___ RECORDS PROVIDED ___

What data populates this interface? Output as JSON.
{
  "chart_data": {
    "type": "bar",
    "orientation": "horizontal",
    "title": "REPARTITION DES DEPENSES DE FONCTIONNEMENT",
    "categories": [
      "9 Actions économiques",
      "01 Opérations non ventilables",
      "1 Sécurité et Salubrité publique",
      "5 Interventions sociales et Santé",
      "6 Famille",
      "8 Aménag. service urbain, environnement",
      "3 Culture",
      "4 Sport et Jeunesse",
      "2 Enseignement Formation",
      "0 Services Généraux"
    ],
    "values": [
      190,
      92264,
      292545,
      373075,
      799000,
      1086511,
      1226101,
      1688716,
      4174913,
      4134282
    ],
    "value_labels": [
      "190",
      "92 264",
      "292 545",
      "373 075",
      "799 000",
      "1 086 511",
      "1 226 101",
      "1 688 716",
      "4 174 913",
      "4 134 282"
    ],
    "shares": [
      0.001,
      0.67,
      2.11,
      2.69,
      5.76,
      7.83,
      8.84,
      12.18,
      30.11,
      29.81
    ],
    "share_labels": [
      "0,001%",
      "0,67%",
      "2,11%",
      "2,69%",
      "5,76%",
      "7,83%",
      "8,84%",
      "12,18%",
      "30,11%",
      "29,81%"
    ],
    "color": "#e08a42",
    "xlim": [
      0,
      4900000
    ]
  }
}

___

EXERCISE OBJECTIVE >> Each line of the material must be restated exactly.

EXERCISE ANSWER >>
What data populates this interface? Output as JSON.
{
  "chart_data": {
    "type": "bar",
    "orientation": "horizontal",
    "title": "REPARTITION DES DEPENSES DE FONCTIONNEMENT",
    "categories": [
      "9 Actions économiques",
      "01 Opérations non ventilables",
      "1 Sécurité et Salubrité publique",
      "5 Interventions sociales et Santé",
      "6 Famille",
      "8 Aménag. service urbain, environnement",
      "3 Culture",
      "4 Sport et Jeunesse",
      "2 Enseignement Formation",
      "0 Services Généraux"
    ],
    "values": [
      190,
      92264,
      292545,
      373075,
      799000,
      1086511,
      1226101,
      1688716,
      4174913,
      4134282
    ],
    "value_labels": [
      "190",
      "92 264",
      "292 545",
      "373 075",
      "799 000",
      "1 086 511",
      "1 226 101",
      "1 688 716",
      "4 174 913",
      "4 134 282"
    ],
    "shares": [
      0.001,
      0.67,
      2.11,
      2.69,
      5.76,
      7.83,
      8.84,
      12.18,
      30.11,
      29.81
    ],
    "share_labels": [
      "0,001%",
      "0,67%",
      "2,11%",
      "2,69%",
      "5,76%",
      "7,83%",
      "8,84%",
      "12,18%",
      "30,11%",
      "29,81%"
    ],
    "color": "#e08a42",
    "xlim": [
      0,
      4900000
    ]
  }
}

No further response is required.